[BEGIN ENTRIES SUPPLIED]

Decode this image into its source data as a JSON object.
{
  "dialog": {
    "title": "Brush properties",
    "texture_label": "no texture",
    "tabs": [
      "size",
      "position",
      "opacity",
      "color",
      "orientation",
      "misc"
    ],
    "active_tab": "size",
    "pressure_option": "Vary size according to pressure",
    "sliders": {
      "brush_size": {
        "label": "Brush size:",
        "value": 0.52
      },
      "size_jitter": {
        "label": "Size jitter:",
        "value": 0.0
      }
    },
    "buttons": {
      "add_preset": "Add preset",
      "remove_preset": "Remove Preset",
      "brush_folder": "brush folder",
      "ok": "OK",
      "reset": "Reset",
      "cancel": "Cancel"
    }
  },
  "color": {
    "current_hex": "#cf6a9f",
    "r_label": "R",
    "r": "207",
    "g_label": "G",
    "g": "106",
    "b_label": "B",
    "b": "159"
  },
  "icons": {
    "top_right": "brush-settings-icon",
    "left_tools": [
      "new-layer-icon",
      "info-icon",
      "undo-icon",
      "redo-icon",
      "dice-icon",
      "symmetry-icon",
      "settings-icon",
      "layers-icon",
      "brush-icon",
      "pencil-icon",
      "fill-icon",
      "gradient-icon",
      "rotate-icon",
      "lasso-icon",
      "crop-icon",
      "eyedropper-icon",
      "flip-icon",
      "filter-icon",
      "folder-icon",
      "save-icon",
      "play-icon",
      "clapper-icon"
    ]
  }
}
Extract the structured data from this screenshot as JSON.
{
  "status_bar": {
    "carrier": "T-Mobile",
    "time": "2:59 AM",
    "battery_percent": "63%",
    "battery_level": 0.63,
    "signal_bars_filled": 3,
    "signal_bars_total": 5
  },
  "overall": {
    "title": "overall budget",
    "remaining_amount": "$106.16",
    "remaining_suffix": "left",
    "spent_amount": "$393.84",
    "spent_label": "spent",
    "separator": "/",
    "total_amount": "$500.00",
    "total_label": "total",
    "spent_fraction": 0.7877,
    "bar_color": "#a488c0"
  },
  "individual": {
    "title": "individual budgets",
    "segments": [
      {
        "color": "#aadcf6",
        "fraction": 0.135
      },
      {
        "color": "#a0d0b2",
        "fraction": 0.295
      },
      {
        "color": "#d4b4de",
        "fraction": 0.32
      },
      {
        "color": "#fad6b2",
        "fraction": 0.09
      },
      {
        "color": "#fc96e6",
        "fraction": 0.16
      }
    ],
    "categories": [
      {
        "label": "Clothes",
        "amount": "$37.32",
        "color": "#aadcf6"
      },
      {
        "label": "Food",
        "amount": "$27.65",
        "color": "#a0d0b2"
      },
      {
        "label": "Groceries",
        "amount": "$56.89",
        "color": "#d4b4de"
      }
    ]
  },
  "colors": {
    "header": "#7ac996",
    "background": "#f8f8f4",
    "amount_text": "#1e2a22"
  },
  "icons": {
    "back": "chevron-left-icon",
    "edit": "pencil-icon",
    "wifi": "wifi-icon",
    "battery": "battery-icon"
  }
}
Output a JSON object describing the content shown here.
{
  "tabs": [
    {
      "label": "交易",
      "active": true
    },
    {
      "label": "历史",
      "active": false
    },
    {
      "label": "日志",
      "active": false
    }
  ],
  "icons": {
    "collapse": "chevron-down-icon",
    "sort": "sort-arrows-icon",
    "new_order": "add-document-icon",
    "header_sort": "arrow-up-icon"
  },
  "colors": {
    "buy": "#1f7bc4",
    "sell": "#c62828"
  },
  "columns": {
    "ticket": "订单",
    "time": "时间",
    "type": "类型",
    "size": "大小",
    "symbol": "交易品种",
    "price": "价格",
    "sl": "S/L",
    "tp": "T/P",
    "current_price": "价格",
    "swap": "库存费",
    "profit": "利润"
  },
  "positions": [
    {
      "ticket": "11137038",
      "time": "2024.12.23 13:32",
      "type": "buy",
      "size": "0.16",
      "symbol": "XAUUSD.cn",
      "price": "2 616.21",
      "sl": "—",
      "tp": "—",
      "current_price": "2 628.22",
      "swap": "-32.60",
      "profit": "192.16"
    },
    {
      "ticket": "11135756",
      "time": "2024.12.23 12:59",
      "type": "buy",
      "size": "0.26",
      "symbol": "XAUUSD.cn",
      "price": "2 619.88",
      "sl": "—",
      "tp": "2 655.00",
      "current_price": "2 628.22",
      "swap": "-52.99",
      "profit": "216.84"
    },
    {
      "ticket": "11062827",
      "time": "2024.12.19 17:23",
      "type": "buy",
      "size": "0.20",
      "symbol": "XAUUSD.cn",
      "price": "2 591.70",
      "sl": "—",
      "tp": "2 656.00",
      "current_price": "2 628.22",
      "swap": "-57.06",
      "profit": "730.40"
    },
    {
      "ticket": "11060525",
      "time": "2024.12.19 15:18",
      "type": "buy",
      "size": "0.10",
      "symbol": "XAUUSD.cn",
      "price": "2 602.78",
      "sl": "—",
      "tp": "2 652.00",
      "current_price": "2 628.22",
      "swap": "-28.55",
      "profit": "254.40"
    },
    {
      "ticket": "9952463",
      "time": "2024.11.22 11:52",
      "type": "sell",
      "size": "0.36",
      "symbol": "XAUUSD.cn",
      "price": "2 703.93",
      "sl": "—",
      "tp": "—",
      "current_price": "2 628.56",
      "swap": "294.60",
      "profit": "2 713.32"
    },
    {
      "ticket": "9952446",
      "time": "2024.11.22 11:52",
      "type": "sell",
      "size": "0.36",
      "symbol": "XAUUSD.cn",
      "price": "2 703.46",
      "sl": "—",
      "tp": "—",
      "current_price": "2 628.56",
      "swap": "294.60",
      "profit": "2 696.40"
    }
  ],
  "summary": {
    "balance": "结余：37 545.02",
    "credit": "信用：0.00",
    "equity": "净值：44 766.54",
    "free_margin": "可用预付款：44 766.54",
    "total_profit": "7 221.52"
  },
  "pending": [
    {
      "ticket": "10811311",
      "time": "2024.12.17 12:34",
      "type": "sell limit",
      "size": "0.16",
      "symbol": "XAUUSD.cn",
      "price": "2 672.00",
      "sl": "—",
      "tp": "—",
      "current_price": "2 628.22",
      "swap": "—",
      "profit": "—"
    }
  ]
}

[END ENTRIES SUPPLIED]

**GIVEN REQUEST**
Reproduce the complete set of lines precisely as supplied.

**CORRECT RESPONSE**
Decode this image into its source data as a JSON object.
{
  "dialog": {
    "title": "Brush properties",
    "texture_label": "no texture",
    "tabs": [
      "size",
      "position",
      "opacity",
      "color",
      "orientation",
      "misc"
    ],
    "active_tab": "size",
    "pressure_option": "Vary size according to pressure",
    "sliders": {
      "brush_size": {
        "label": "Brush size:",
        "value": 0.52
      },
      "size_jitter": {
        "label": "Size jitter:",
        "value": 0.0
      }
    },
    "buttons": {
      "add_preset": "Add preset",
      "remove_preset": "Remove Preset",
      "brush_folder": "brush folder",
      "ok": "OK",
      "reset": "Reset",
      "cancel": "Cancel"
    }
  },
  "color": {
    "current_hex": "#cf6a9f",
    "r_label": "R",
    "r": "207",
    "g_label": "G",
    "g": "106",
    "b_label": "B",
    "b": "159"
  },
  "icons": {
    "top_right": "brush-settings-icon",
    "left_tools": [
      "new-layer-icon",
      "info-icon",
      "undo-icon",
      "redo-icon",
      "dice-icon",
      "symmetry-icon",
      "settings-icon",
      "layers-icon",
      "brush-icon",
      "pencil-icon",
      "fill-icon",
      "gradient-icon",
      "rotate-icon",
      "lasso-icon",
      "crop-icon",
      "eyedropper-icon",
      "flip-icon",
      "filter-icon",
      "folder-icon",
      "save-icon",
      "play-icon",
      "clapper-icon"
    ]
  }
}
Extract the structured data from this screenshot as JSON.
{
  "status_bar": {
    "carrier": "T-Mobile",
    "time": "2:59 AM",
    "battery_percent": "63%",
    "battery_level": 0.63,
    "signal_bars_filled": 3,
    "signal_bars_total": 5
  },
  "overall": {
    "title": "overall budget",
    "remaining_amount": "$106.16",
    "remaining_suffix": "left",
    "spent_amount": "$393.84",
    "spent_label": "spent",
    "separator": "/",
    "total_amount": "$500.00",
    "total_label": "total",
    "spent_fraction": 0.7877,
    "bar_color": "#a488c0"
  },
  "individual": {
    "title": "individual budgets",
    "segments": [
      {
        "color": "#aadcf6",
        "fraction": 0.135
      },
      {
        "color": "#a0d0b2",
        "fraction": 0.295
      },
      {
        "color": "#d4b4de",
        "fraction": 0.32
      },
      {
        "color": "#fad6b2",
        "fraction": 0.09
      },
      {
        "color": "#fc96e6",
        "fraction": 0.16
      }
    ],
    "categories": [
      {
        "label": "Clothes",
        "amount": "$37.32",
        "color": "#aadcf6"
      },
      {
        "label": "Food",
        "amount": "$27.65",
        "color": "#a0d0b2"
      },
      {
        "label": "Groceries",
        "amount": "$56.89",
        "color": "#d4b4de"
      }
    ]
  },
  "colors": {
    "header": "#7ac996",
    "background": "#f8f8f4",
    "amount_text": "#1e2a22"
  },
  "icons": {
    "back": "chevron-left-icon",
    "edit": "pencil-icon",
    "wifi": "wifi-icon",
    "battery": "battery-icon"
  }
}
Output a JSON object describing the content shown here.
{
  "tabs": [
    {
      "label": "交易",
      "active": true
    },
    {
      "label": "历史",
      "active": false
    },
    {
      "label": "日志",
      "active": false
    }
  ],
  "icons": {
    "collapse": "chevron-down-icon",
    "sort": "sort-arrows-icon",
    "new_order": "add-document-icon",
    "header_sort": "arrow-up-icon"
  },
  "colors": {
    "buy": "#1f7bc4",
    "sell": "#c62828"
  },
  "columns": {
    "ticket": "订单",
    "time": "时间",
    "type": "类型",
    "size": "大小",
    "symbol": "交易品种",
    "price": "价格",
    "sl": "S/L",
    "tp": "T/P",
    "current_price": "价格",
    "swap": "库存费",
    "profit": "利润"
  },
  "positions": [
    {
      "ticket": "11137038",
      "time": "2024.12.23 13:32",
      "type": "buy",
      "size": "0.16",
      "symbol": "XAUUSD.cn",
      "price": "2 616.21",
      "sl": "—",
      "tp": "—",
      "current_price": "2 628.22",
      "swap": "-32.60",
      "profit": "192.16"
    },
    {
      "ticket": "11135756",
      "time": "2024.12.23 12:59",
      "type": "buy",
      "size": "0.26",
      "symbol": "XAUUSD.cn",
      "price": "2 619.88",
      "sl": "—",
      "tp": "2 655.00",
      "current_price": "2 628.22",
      "swap": "-52.99",
      "profit": "216.84"
    },
    {
      "ticket": "11062827",
      "time": "2024.12.19 17:23",
      "type": "buy",
      "size": "0.20",
      "symbol": "XAUUSD.cn",
      "price": "2 591.70",
      "sl": "—",
      "tp": "2 656.00",
      "current_price": "2 628.22",
      "swap": "-57.06",
      "profit": "730.40"
    },
    {
      "ticket": "11060525",
      "time": "2024.12.19 15:18",
      "type": "buy",
      "size": "0.10",
      "symbol": "XAUUSD.cn",
      "price": "2 602.78",
      "sl": "—",
      "tp": "2 652.00",
      "current_price": "2 628.22",
      "swap": "-28.55",
      "profit": "254.40"
    },
    {
      "ticket": "9952463",
      "time": "2024.11.22 11:52",
      "type": "sell",
      "size": "0.36",
      "symbol": "XAUUSD.cn",
      "price": "2 703.93",
      "sl": "—",
      "tp": "—",
      "current_price": "2 628.56",
      "swap": "294.60",
      "profit": "2 713.32"
    },
    {
      "ticket": "9952446",
      "time": "2024.11.22 11:52",
      "type": "sell",
      "size": "0.36",
      "symbol": "XAUUSD.cn",
      "price": "2 703.46",
      "sl": "—",
      "tp": "—",
      "current_price": "2 628.56",
      "swap": "294.60",
      "profit": "2 696.40"
    }
  ],
  "summary": {
    "balance": "结余：37 545.02",
    "credit": "信用：0.00",
    "equity": "净值：44 766.54",
    "free_margin": "可用预付款：44 766.54",
    "total_profit": "7 221.52"
  },
  "pending": [
    {
      "ticket": "10811311",
      "time": "2024.12.17 12:34",
      "type": "sell limit",
      "size": "0.16",
      "symbol": "XAUUSD.cn",
      "price": "2 672.00",
      "sl": "—",
      "tp": "—",
      "current_price": "2 628.22",
      "swap": "—",
      "profit": "—"
    }
  ]
}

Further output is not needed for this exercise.